Lines of data

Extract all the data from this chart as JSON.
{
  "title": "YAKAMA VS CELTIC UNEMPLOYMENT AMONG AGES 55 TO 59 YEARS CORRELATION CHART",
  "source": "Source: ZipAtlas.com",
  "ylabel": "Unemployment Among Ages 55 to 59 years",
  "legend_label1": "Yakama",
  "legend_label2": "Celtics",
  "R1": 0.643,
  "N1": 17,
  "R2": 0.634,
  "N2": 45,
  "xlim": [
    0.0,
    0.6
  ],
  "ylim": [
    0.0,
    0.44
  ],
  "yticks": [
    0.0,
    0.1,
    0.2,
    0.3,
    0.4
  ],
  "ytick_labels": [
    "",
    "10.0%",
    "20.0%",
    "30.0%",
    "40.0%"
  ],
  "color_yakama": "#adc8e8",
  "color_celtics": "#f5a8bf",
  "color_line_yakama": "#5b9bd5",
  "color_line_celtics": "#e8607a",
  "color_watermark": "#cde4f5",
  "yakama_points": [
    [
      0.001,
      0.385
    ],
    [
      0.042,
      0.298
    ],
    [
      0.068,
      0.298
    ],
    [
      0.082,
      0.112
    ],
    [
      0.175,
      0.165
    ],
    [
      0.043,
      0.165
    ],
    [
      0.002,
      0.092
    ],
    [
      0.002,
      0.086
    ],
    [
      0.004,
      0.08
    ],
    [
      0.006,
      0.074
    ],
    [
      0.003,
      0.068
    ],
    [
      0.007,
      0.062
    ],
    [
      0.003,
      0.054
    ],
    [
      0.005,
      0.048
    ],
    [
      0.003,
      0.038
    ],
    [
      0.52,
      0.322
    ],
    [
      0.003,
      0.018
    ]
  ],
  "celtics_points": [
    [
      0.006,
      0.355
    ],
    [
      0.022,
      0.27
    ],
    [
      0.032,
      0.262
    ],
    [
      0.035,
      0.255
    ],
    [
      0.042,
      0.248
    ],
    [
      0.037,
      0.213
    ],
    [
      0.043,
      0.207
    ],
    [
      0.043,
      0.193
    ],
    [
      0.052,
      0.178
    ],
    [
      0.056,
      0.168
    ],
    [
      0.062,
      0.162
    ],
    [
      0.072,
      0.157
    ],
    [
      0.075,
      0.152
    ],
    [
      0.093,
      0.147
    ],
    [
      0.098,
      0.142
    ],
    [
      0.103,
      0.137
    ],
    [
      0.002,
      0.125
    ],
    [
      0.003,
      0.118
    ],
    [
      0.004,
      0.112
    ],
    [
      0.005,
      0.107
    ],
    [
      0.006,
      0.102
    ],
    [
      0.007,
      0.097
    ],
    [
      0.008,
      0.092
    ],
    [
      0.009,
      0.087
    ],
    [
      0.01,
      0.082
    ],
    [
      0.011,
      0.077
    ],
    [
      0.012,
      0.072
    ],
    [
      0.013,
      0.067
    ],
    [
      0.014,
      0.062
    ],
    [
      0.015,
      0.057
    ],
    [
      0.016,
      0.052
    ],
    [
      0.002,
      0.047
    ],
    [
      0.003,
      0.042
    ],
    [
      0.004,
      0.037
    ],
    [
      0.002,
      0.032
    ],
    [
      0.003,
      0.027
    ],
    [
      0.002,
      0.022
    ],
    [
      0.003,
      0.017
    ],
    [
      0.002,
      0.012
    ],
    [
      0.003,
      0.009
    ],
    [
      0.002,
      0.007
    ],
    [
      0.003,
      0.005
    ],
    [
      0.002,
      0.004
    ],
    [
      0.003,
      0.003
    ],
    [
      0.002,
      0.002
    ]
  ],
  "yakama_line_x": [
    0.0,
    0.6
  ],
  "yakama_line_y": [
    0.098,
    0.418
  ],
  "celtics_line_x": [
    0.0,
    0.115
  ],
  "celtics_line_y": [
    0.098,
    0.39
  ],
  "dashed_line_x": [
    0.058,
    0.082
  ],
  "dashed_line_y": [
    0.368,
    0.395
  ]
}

> TASK PROMPT
Output the full listing exactly as it stands.

> THE RESPONSE
Extract all the data from this chart as JSON.
{
  "title": "YAKAMA VS CELTIC UNEMPLOYMENT AMONG AGES 55 TO 59 YEARS CORRELATION CHART",
  "source": "Source: ZipAtlas.com",
  "ylabel": "Unemployment Among Ages 55 to 59 years",
  "legend_label1": "Yakama",
  "legend_label2": "Celtics",
  "R1": 0.643,
  "N1": 17,
  "R2": 0.634,
  "N2": 45,
  "xlim": [
    0.0,
    0.6
  ],
  "ylim": [
    0.0,
    0.44
  ],
  "yticks": [
    0.0,
    0.1,
    0.2,
    0.3,
    0.4
  ],
  "ytick_labels": [
    "",
    "10.0%",
    "20.0%",
    "30.0%",
    "40.0%"
  ],
  "color_yakama": "#adc8e8",
  "color_celtics": "#f5a8bf",
  "color_line_yakama": "#5b9bd5",
  "color_line_celtics": "#e8607a",
  "color_watermark": "#cde4f5",
  "yakama_points": [
    [
      0.001,
      0.385
    ],
    [
      0.042,
      0.298
    ],
    [
      0.068,
      0.298
    ],
    [
      0.082,
      0.112
    ],
    [
      0.175,
      0.165
    ],
    [
      0.043,
      0.165
    ],
    [
      0.002,
      0.092
    ],
    [
      0.002,
      0.086
    ],
    [
      0.004,
      0.08
    ],
    [
      0.006,
      0.074
    ],
    [
      0.003,
      0.068
    ],
    [
      0.007,
      0.062
    ],
    [
      0.003,
      0.054
    ],
    [
      0.005,
      0.048
    ],
    [
      0.003,
      0.038
    ],
    [
      0.52,
      0.322
    ],
    [
      0.003,
      0.018
    ]
  ],
  "celtics_points": [
    [
      0.006,
      0.355
    ],
    [
      0.022,
      0.27
    ],
    [
      0.032,
      0.262
    ],
    [
      0.035,
      0.255
    ],
    [
      0.042,
      0.248
    ],
    [
      0.037,
      0.213
    ],
    [
      0.043,
      0.207
    ],
    [
      0.043,
      0.193
    ],
    [
      0.052,
      0.178
    ],
    [
      0.056,
      0.168
    ],
    [
      0.062,
      0.162
    ],
    [
      0.072,
      0.157
    ],
    [
      0.075,
      0.152
    ],
    [
      0.093,
      0.147
    ],
    [
      0.098,
      0.142
    ],
    [
      0.103,
      0.137
    ],
    [
      0.002,
      0.125
    ],
    [
      0.003,
      0.118
    ],
    [
      0.004,
      0.112
    ],
    [
      0.005,
      0.107
    ],
    [
      0.006,
      0.102
    ],
    [
      0.007,
      0.097
    ],
    [
      0.008,
      0.092
    ],
    [
      0.009,
      0.087
    ],
    [
      0.01,
      0.082
    ],
    [
      0.011,
      0.077
    ],
    [
      0.012,
      0.072
    ],
    [
      0.013,
      0.067
    ],
    [
      0.014,
      0.062
    ],
    [
      0.015,
      0.057
    ],
    [
      0.016,
      0.052
    ],
    [
      0.002,
      0.047
    ],
    [
      0.003,
      0.042
    ],
    [
      0.004,
      0.037
    ],
    [
      0.002,
      0.032
    ],
    [
      0.003,
      0.027
    ],
    [
      0.002,
      0.022
    ],
    [
      0.003,
      0.017
    ],
    [
      0.002,
      0.012
    ],
    [
      0.003,
      0.009
    ],
    [
      0.002,
      0.007
    ],
    [
      0.003,
      0.005
    ],
    [
      0.002,
      0.004
    ],
    [
      0.003,
      0.003
    ],
    [
      0.002,
      0.002
    ]
  ],
  "yakama_line_x": [
    0.0,
    0.6
  ],
  "yakama_line_y": [
    0.098,
    0.418
  ],
  "celtics_line_x": [
    0.0,
    0.115
  ],
  "celtics_line_y": [
    0.098,
    0.39
  ],
  "dashed_line_x": [
    0.058,
    0.082
  ],
  "dashed_line_y": [
    0.368,
    0.395
  ]
}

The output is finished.